All lines below must be repeated exactly, with the pictures omitted.

:: EXTRACTED DATA ::

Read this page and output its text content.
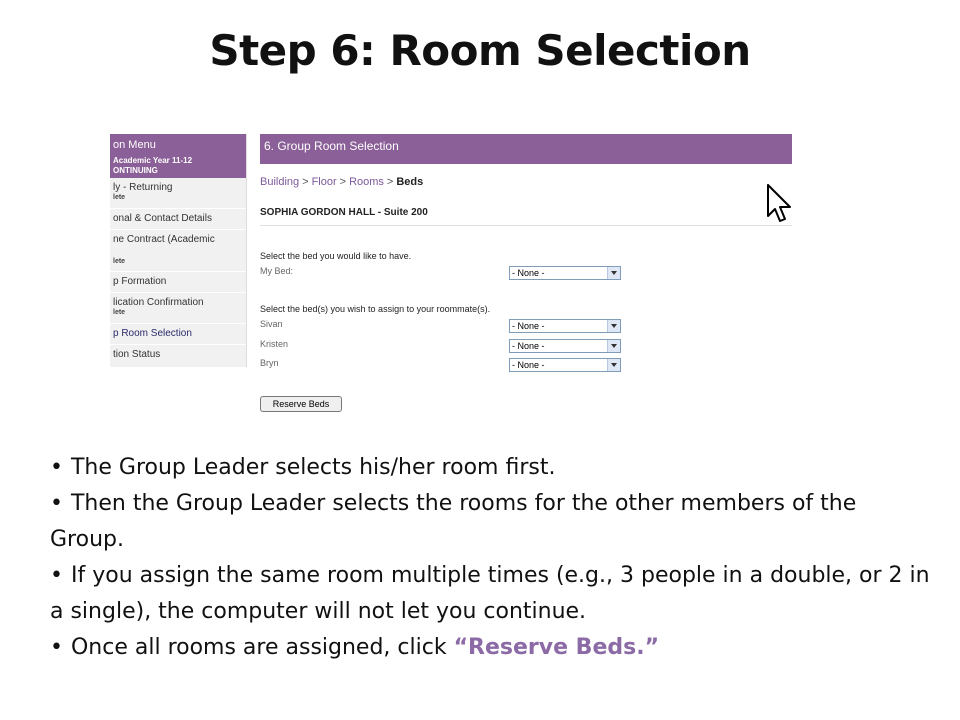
Step 6: Room Selection
on Menu
Academic Year 11-12
ONTINUING
ly - Returning
lete
onal & Contact Details
ne Contract (Academic
lete
p Formation
lication Confirmation
lete
p Room Selection
tion Status
6. Group Room Selection
Building > Floor > Rooms > Beds
SOPHIA GORDON HALL - Suite 200
Select the bed you would like to have.
My Bed:	- None -
Select the bed(s) you wish to assign to your roommate(s).
Sivan	- None -
Kristen	- None -
Bryn	- None -
Reserve Beds
• The Group Leader selects his/her room first.
• Then the Group Leader selects the rooms for the other members of the Group.
• If you assign the same room multiple times (e.g., 3 people in a double, or 2 in a single), the computer will not let you continue.
• Once all rooms are assigned, click “Reserve Beds.”
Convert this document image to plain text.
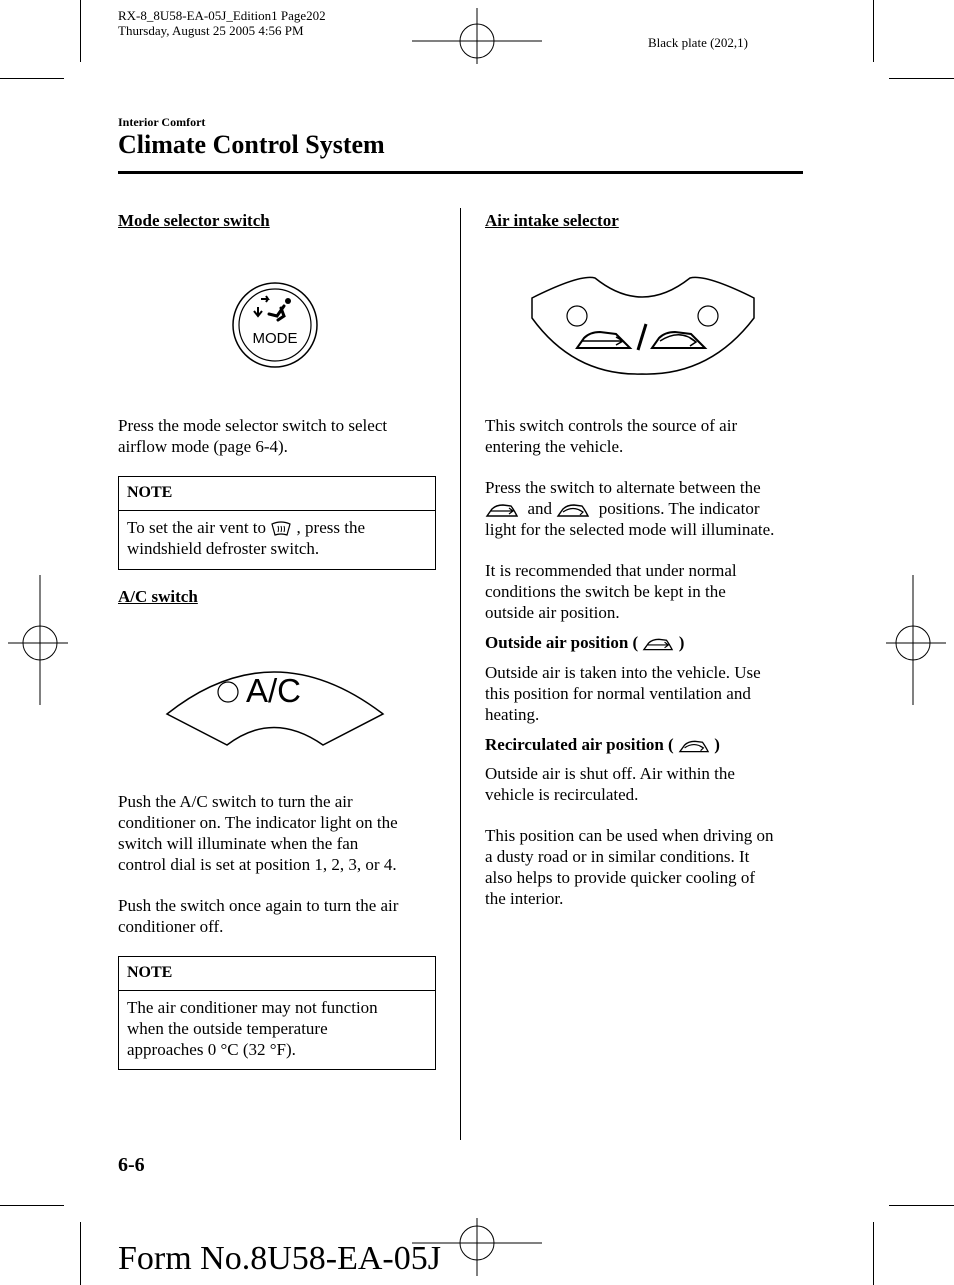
RX-8_8U58-EA-05J_Edition1 Page202
Thursday, August 25 2005 4:56 PM
Black plate (202,1)
Interior Comfort
Climate Control System
Mode selector switch
MODE
Press the mode selector switch to select
airflow mode (page 6-4).
NOTE
To set the air vent to , press the
windshield defroster switch.
A/C switch
A/C
Push the A/C switch to turn the air
conditioner on. The indicator light on the
switch will illuminate when the fan
control dial is set at position 1, 2, 3, or 4.
Push the switch once again to turn the air
conditioner off.
NOTE
The air conditioner may not function
when the outside temperature
approaches 0 °C (32 °F).
Air intake selector
This switch controls the source of air
entering the vehicle.
Press the switch to alternate between the
and	positions. The indicator
light for the selected mode will illuminate.
It is recommended that under normal
conditions the switch be kept in the
outside air position.
Outside air position ( )
Outside air is taken into the vehicle. Use
this position for normal ventilation and
heating.
Recirculated air position ( )
Outside air is shut off. Air within the
vehicle is recirculated.
This position can be used when driving on
a dusty road or in similar conditions. It
also helps to provide quicker cooling of
the interior.
6-6
Form No.8U58-EA-05J
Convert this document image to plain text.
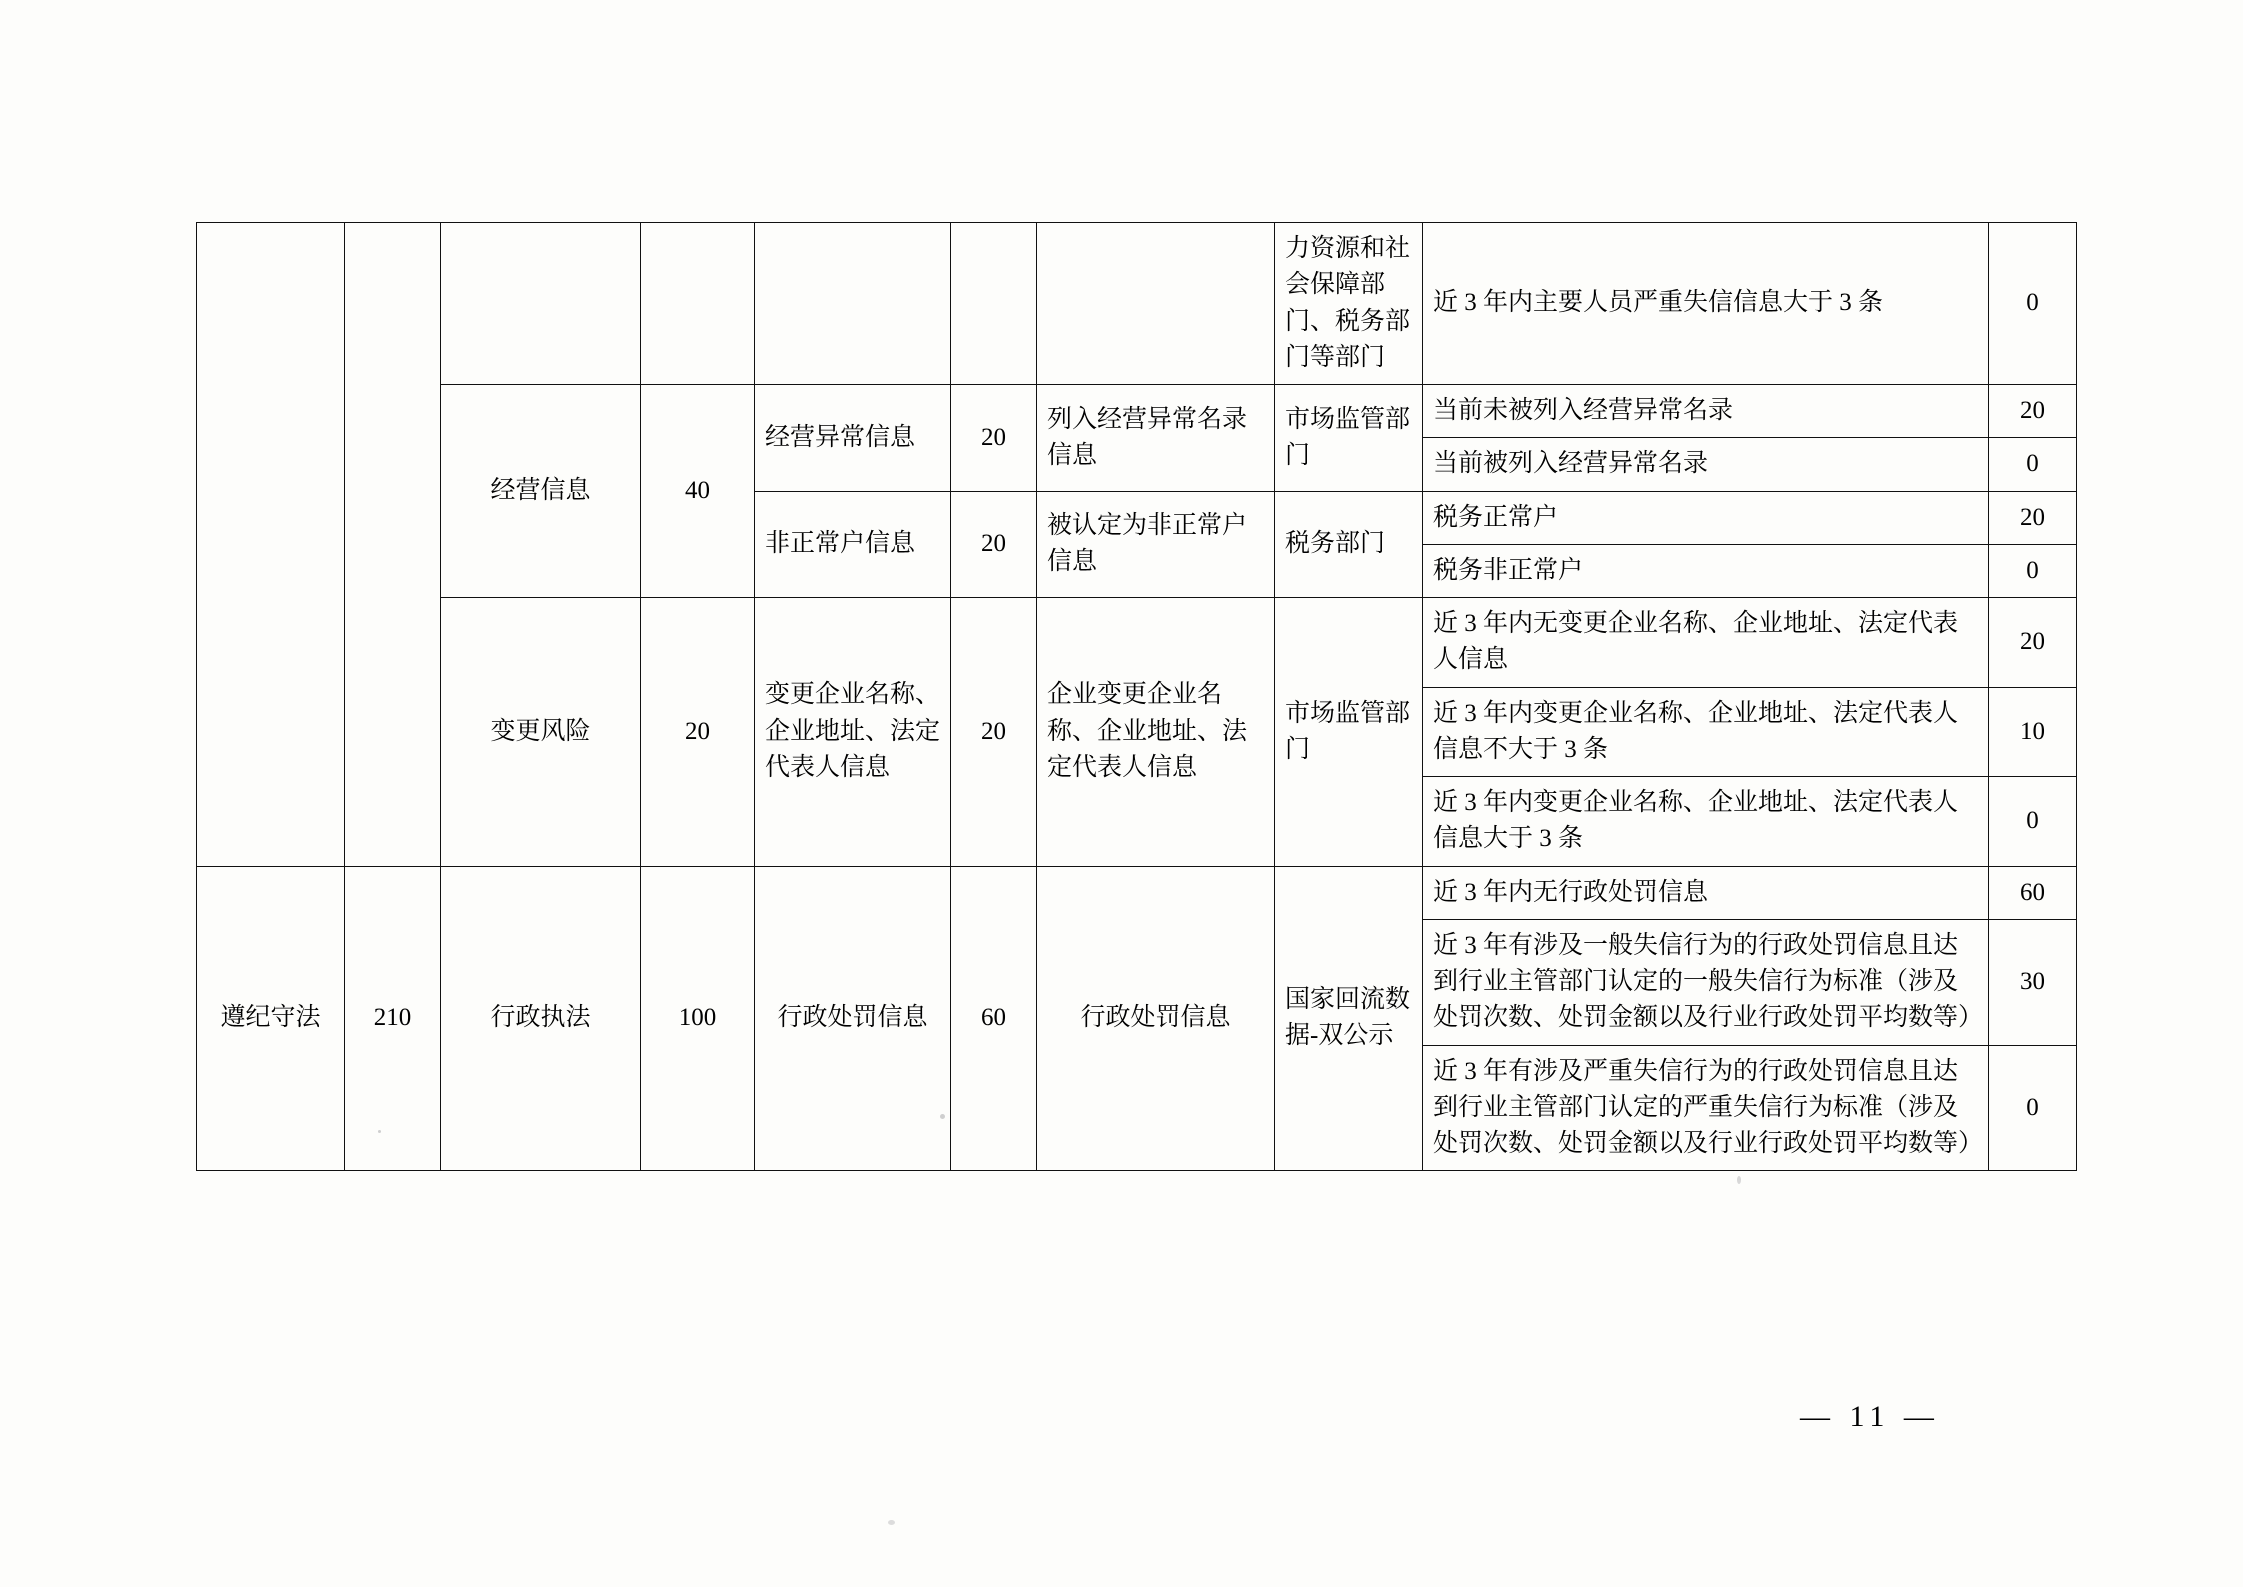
							力资源和社会保障部门、税务部门等部门	近 3 年内主要人员严重失信信息大于 3 条	0
		经营信息	40	经营异常信息	20	列入经营异常名录信息	市场监管部门	当前未被列入经营异常名录	20
								当前被列入经营异常名录	0
				非正常户信息	20	被认定为非正常户信息	税务部门	税务正常户	20
								税务非正常户	0
		变更风险	20	变更企业名称、企业地址、法定代表人信息	20	企业变更企业名称、企业地址、法定代表人信息	市场监管部门	近 3 年内无变更企业名称、企业地址、法定代表人信息	20
								近 3 年内变更企业名称、企业地址、法定代表人信息不大于 3 条	10
								近 3 年内变更企业名称、企业地址、法定代表人信息大于 3 条	0
遵纪守法	210	行政执法	100	行政处罚信息	60	行政处罚信息	国家回流数据-双公示	近 3 年内无行政处罚信息	60
								近 3 年有涉及一般失信行为的行政处罚信息且达到行业主管部门认定的一般失信行为标准（涉及处罚次数、处罚金额以及行业行政处罚平均数等）	30
								近 3 年有涉及严重失信行为的行政处罚信息且达到行业主管部门认定的严重失信行为标准（涉及处罚次数、处罚金额以及行业行政处罚平均数等）	0
— 11 —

:::

• WRITTEN REPLY:
Read this page and output its text content.
Step 6: Room Selection
on Menu
Academic Year 11-12
ONTINUING
ly - Returning
lete
onal & Contact Details
ne Contract (Academic
lete
p Formation
lication Confirmation
lete
p Room Selection
tion Status
6. Group Room Selection
Building > Floor > Rooms > Beds
SOPHIA GORDON HALL - Suite 200
Select the bed you would like to have.
My Bed:	- None -
Select the bed(s) you wish to assign to your roommate(s).
Sivan	- None -
Kristen	- None -
Bryn	- None -
Reserve Beds
• The Group Leader selects his/her room first.
• Then the Group Leader selects the rooms for the other members of the Group.
• If you assign the same room multiple times (e.g., 3 people in a double, or 2 in a single), the computer will not let you continue.
• Once all rooms are assigned, click “Reserve Beds.”
Convert this document image to plain text.
RX-8_8U58-EA-05J_Edition1 Page202
Thursday, August 25 2005 4:56 PM
Black plate (202,1)
Interior Comfort
Climate Control System
Mode selector switch
MODE
Press the mode selector switch to select
airflow mode (page 6-4).
NOTE
To set the air vent to , press the
windshield defroster switch.
A/C switch
A/C
Push the A/C switch to turn the air
conditioner on. The indicator light on the
switch will illuminate when the fan
control dial is set at position 1, 2, 3, or 4.
Push the switch once again to turn the air
conditioner off.
NOTE
The air conditioner may not function
when the outside temperature
approaches 0 °C (32 °F).
Air intake selector
This switch controls the source of air
entering the vehicle.
Press the switch to alternate between the
and	positions. The indicator
light for the selected mode will illuminate.
It is recommended that under normal
conditions the switch be kept in the
outside air position.
Outside air position ( )
Outside air is taken into the vehicle. Use
this position for normal ventilation and
heating.
Recirculated air position ( )
Outside air is shut off. Air within the
vehicle is recirculated.
This position can be used when driving on
a dusty road or in similar conditions. It
also helps to provide quicker cooling of
the interior.
6-6
Form No.8U58-EA-05J
Convert this document image to plain text.
							力资源和社会保障部门、税务部门等部门	近 3 年内主要人员严重失信信息大于 3 条	0
		经营信息	40	经营异常信息	20	列入经营异常名录信息	市场监管部门	当前未被列入经营异常名录	20
								当前被列入经营异常名录	0
				非正常户信息	20	被认定为非正常户信息	税务部门	税务正常户	20
								税务非正常户	0
		变更风险	20	变更企业名称、企业地址、法定代表人信息	20	企业变更企业名称、企业地址、法定代表人信息	市场监管部门	近 3 年内无变更企业名称、企业地址、法定代表人信息	20
								近 3 年内变更企业名称、企业地址、法定代表人信息不大于 3 条	10
								近 3 年内变更企业名称、企业地址、法定代表人信息大于 3 条	0
遵纪守法	210	行政执法	100	行政处罚信息	60	行政处罚信息	国家回流数据-双公示	近 3 年内无行政处罚信息	60
								近 3 年有涉及一般失信行为的行政处罚信息且达到行业主管部门认定的一般失信行为标准（涉及处罚次数、处罚金额以及行业行政处罚平均数等）	30
								近 3 年有涉及严重失信行为的行政处罚信息且达到行业主管部门认定的严重失信行为标准（涉及处罚次数、处罚金额以及行业行政处罚平均数等）	0
— 11 —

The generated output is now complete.